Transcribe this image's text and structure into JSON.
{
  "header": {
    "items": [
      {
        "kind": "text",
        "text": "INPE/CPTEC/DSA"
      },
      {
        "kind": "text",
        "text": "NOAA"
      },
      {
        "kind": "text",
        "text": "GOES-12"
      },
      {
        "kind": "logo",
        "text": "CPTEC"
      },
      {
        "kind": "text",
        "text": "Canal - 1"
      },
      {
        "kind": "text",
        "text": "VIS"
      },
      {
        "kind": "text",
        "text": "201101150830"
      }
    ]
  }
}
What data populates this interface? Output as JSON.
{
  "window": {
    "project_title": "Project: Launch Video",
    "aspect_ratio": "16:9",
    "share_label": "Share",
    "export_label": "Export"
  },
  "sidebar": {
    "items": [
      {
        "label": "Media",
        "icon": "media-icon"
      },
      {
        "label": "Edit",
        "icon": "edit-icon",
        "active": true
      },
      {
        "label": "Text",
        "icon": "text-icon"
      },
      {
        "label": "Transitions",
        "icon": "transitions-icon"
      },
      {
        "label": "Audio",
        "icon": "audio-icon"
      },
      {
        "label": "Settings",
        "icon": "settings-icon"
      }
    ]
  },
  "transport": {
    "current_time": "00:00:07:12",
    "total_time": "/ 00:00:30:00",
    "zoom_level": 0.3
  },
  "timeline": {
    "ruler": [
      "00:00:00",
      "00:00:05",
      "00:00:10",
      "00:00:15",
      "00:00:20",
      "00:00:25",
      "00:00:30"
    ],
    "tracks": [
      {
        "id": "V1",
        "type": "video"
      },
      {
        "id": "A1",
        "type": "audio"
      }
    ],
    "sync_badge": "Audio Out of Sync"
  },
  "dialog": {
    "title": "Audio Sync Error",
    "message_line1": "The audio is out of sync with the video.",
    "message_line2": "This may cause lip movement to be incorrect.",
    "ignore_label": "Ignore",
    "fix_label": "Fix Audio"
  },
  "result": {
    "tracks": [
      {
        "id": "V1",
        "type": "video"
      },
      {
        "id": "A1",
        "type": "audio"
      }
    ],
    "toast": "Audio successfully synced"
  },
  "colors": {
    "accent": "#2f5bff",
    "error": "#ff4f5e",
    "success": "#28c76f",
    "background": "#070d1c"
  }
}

__The task__.
Every entry above should be retyped exactly as shown.

__Task output__.
Transcribe this image's text and structure into JSON.
{
  "header": {
    "items": [
      {
        "kind": "text",
        "text": "INPE/CPTEC/DSA"
      },
      {
        "kind": "text",
        "text": "NOAA"
      },
      {
        "kind": "text",
        "text": "GOES-12"
      },
      {
        "kind": "logo",
        "text": "CPTEC"
      },
      {
        "kind": "text",
        "text": "Canal - 1"
      },
      {
        "kind": "text",
        "text": "VIS"
      },
      {
        "kind": "text",
        "text": "201101150830"
      }
    ]
  }
}
What data populates this interface? Output as JSON.
{
  "window": {
    "project_title": "Project: Launch Video",
    "aspect_ratio": "16:9",
    "share_label": "Share",
    "export_label": "Export"
  },
  "sidebar": {
    "items": [
      {
        "label": "Media",
        "icon": "media-icon"
      },
      {
        "label": "Edit",
        "icon": "edit-icon",
        "active": true
      },
      {
        "label": "Text",
        "icon": "text-icon"
      },
      {
        "label": "Transitions",
        "icon": "transitions-icon"
      },
      {
        "label": "Audio",
        "icon": "audio-icon"
      },
      {
        "label": "Settings",
        "icon": "settings-icon"
      }
    ]
  },
  "transport": {
    "current_time": "00:00:07:12",
    "total_time": "/ 00:00:30:00",
    "zoom_level": 0.3
  },
  "timeline": {
    "ruler": [
      "00:00:00",
      "00:00:05",
      "00:00:10",
      "00:00:15",
      "00:00:20",
      "00:00:25",
      "00:00:30"
    ],
    "tracks": [
      {
        "id": "V1",
        "type": "video"
      },
      {
        "id": "A1",
        "type": "audio"
      }
    ],
    "sync_badge": "Audio Out of Sync"
  },
  "dialog": {
    "title": "Audio Sync Error",
    "message_line1": "The audio is out of sync with the video.",
    "message_line2": "This may cause lip movement to be incorrect.",
    "ignore_label": "Ignore",
    "fix_label": "Fix Audio"
  },
  "result": {
    "tracks": [
      {
        "id": "V1",
        "type": "video"
      },
      {
        "id": "A1",
        "type": "audio"
      }
    ],
    "toast": "Audio successfully synced"
  },
  "colors": {
    "accent": "#2f5bff",
    "error": "#ff4f5e",
    "success": "#28c76f",
    "background": "#070d1c"
  }
}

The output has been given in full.